═══ Supplied entries ═══

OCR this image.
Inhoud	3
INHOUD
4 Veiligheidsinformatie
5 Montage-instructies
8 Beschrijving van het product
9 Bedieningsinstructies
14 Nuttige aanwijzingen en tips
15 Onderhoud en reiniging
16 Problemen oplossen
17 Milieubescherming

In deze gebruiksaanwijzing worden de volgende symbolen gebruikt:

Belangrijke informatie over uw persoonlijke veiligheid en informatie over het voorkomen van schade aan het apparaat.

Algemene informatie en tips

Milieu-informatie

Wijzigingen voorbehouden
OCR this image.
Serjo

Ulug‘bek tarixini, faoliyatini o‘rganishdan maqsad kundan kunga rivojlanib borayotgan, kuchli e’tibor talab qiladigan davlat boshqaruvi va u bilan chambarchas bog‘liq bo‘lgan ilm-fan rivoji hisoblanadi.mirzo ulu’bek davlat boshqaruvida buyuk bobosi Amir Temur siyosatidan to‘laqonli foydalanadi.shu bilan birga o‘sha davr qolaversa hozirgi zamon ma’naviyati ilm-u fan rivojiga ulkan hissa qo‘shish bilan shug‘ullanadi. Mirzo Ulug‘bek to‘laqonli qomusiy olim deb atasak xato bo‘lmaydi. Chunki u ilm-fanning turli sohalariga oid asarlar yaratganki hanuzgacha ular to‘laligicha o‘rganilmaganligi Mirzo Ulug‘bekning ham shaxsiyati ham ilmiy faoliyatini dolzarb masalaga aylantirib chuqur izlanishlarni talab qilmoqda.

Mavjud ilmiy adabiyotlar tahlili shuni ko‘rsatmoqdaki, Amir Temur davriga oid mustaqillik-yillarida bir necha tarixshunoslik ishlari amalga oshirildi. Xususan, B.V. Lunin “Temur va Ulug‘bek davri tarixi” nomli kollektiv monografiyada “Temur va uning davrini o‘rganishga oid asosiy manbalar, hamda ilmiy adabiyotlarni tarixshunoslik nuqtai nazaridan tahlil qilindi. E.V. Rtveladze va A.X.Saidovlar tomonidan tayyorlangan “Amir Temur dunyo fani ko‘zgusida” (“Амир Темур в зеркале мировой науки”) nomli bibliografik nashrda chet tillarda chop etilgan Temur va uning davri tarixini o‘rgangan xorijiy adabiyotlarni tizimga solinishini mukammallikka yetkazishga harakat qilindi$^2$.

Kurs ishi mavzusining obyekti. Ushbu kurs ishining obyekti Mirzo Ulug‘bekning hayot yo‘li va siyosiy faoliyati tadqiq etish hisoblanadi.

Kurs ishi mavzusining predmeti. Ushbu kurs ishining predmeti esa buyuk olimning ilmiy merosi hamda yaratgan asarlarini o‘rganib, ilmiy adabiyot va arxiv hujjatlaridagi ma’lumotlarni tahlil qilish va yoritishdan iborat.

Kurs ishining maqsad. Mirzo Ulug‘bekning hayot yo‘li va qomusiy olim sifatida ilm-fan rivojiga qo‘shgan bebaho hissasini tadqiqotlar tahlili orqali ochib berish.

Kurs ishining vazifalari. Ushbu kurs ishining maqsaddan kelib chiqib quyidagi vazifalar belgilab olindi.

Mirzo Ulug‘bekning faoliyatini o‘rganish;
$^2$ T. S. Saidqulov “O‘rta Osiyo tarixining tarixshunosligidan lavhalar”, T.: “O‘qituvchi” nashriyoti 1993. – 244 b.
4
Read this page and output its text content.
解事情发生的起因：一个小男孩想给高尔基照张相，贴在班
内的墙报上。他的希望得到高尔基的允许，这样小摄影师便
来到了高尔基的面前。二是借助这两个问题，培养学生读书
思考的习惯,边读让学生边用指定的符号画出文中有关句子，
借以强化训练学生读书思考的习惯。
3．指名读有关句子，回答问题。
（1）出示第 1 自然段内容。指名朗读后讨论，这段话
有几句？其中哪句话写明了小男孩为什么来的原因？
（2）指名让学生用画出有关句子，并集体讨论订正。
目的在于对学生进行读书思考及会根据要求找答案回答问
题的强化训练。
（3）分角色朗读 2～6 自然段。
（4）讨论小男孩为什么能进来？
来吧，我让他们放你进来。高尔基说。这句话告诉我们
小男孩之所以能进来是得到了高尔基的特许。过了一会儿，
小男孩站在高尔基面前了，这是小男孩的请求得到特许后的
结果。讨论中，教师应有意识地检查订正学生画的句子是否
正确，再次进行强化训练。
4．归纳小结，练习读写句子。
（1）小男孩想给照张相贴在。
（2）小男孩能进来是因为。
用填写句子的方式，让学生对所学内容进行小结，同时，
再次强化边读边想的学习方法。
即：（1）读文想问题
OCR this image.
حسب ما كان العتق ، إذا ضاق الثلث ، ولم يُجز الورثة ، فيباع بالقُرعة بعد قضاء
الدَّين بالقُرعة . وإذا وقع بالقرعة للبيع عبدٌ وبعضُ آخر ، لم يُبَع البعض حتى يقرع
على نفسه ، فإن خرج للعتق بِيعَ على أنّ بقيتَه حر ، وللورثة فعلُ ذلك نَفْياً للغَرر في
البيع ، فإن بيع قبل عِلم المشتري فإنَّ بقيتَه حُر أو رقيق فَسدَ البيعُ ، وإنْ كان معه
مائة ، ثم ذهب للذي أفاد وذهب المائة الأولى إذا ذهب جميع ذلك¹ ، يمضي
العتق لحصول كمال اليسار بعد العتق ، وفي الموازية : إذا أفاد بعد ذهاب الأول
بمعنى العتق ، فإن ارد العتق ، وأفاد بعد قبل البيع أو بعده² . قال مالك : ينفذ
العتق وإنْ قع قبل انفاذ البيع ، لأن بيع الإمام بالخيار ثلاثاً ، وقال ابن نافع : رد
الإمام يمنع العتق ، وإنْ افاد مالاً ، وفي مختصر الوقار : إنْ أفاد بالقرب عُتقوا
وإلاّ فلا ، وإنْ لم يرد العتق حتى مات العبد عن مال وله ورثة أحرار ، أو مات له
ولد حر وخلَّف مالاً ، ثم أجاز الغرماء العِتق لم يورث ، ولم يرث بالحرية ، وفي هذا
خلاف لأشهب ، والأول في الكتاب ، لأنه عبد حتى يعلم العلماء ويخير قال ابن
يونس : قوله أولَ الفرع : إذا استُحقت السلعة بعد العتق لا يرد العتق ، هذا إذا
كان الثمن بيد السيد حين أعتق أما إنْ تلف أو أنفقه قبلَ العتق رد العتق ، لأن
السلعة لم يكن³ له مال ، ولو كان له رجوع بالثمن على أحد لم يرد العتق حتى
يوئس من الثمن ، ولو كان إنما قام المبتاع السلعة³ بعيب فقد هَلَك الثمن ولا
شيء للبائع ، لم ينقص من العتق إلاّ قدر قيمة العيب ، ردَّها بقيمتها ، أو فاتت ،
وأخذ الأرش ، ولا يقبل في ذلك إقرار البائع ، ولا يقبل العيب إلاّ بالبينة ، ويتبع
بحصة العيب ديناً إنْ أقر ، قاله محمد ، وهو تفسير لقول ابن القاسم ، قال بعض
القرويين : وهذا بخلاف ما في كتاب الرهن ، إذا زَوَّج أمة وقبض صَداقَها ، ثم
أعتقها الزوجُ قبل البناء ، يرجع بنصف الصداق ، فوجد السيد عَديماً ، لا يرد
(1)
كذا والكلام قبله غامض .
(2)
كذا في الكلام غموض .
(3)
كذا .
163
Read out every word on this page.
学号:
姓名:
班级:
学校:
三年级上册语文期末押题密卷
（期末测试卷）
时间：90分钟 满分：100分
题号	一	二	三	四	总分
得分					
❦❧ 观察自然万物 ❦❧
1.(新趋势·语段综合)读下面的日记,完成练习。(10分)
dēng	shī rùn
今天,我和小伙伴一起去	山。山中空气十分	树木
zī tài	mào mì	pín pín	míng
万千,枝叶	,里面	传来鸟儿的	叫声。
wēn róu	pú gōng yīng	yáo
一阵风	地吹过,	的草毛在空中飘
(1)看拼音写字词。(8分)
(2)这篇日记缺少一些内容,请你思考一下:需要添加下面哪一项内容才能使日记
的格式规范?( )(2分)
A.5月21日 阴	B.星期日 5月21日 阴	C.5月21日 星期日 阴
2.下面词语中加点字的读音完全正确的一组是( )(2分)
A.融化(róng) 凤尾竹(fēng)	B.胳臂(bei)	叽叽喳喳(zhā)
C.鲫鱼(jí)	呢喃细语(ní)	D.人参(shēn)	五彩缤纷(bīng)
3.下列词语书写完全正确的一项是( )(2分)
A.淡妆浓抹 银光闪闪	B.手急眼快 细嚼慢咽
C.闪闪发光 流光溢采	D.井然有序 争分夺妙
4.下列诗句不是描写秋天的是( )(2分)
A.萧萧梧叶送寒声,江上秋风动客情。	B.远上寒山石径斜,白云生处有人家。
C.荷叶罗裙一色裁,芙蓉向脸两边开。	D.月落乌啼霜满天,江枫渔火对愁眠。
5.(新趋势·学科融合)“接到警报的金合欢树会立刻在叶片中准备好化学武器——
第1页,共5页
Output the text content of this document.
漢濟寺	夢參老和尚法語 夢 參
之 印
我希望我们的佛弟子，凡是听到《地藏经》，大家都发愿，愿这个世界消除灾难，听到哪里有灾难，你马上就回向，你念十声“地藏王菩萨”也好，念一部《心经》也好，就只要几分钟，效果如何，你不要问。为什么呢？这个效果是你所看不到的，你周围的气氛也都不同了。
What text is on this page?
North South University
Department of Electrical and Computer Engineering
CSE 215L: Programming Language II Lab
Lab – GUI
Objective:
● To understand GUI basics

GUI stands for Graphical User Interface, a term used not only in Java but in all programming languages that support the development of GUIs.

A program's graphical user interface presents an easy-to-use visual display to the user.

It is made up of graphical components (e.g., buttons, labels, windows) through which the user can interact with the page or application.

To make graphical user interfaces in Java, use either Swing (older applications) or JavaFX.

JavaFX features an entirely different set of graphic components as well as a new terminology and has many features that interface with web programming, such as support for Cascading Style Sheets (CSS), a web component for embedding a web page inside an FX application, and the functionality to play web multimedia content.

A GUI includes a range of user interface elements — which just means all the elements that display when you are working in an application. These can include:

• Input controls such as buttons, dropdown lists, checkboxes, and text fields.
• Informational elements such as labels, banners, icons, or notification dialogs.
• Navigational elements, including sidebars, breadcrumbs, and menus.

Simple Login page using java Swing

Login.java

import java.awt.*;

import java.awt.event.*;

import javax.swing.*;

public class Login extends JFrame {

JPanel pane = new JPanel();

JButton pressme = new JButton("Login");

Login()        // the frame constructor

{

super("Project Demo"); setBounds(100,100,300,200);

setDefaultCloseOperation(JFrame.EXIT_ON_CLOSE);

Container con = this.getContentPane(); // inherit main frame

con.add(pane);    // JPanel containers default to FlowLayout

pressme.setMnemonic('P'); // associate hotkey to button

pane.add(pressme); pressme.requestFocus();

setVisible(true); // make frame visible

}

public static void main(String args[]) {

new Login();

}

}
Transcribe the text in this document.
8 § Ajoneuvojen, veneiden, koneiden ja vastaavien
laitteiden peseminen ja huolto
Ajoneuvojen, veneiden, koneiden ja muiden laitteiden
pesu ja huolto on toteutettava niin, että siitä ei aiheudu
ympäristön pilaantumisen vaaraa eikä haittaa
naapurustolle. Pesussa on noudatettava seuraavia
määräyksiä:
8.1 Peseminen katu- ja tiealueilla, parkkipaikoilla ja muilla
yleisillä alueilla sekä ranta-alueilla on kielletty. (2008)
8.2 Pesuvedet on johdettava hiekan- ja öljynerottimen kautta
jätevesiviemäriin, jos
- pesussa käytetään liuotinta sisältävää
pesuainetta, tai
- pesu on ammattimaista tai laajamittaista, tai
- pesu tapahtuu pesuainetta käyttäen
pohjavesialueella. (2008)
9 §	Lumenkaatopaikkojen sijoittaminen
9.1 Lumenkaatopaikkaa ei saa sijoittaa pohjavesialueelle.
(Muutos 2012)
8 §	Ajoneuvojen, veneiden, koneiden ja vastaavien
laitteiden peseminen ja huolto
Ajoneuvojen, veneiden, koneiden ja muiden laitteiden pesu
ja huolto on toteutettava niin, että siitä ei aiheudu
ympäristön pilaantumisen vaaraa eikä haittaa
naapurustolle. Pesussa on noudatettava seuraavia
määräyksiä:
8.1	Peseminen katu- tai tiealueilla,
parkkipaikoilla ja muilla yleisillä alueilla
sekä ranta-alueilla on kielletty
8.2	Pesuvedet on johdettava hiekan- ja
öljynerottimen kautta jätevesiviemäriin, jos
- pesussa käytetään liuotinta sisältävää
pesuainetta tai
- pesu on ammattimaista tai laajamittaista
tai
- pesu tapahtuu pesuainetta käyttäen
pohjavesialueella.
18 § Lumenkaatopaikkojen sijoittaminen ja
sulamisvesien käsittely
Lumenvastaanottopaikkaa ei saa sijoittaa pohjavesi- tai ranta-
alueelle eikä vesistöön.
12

═══

**Brief**
Your task is to collect every line above that contains the word "Ushbu".

**Written solution**
Kurs ishi mavzusining obyekti. Ushbu kurs ishining obyekti Mirzo Ulug‘bekning hayot yo‘li va siyosiy faoliyati tadqiq etish hisoblanadi.
Kurs ishi mavzusining predmeti. Ushbu kurs ishining predmeti esa buyuk olimning ilmiy merosi hamda yaratgan asarlarini o‘rganib, ilmiy adabiyot va arxiv hujjatlaridagi ma’lumotlarni tahlil qilish va yoritishdan iborat.
Kurs ishining vazifalari. Ushbu kurs ishining maqsaddan kelib chiqib quyidagi vazifalar belgilab olindi.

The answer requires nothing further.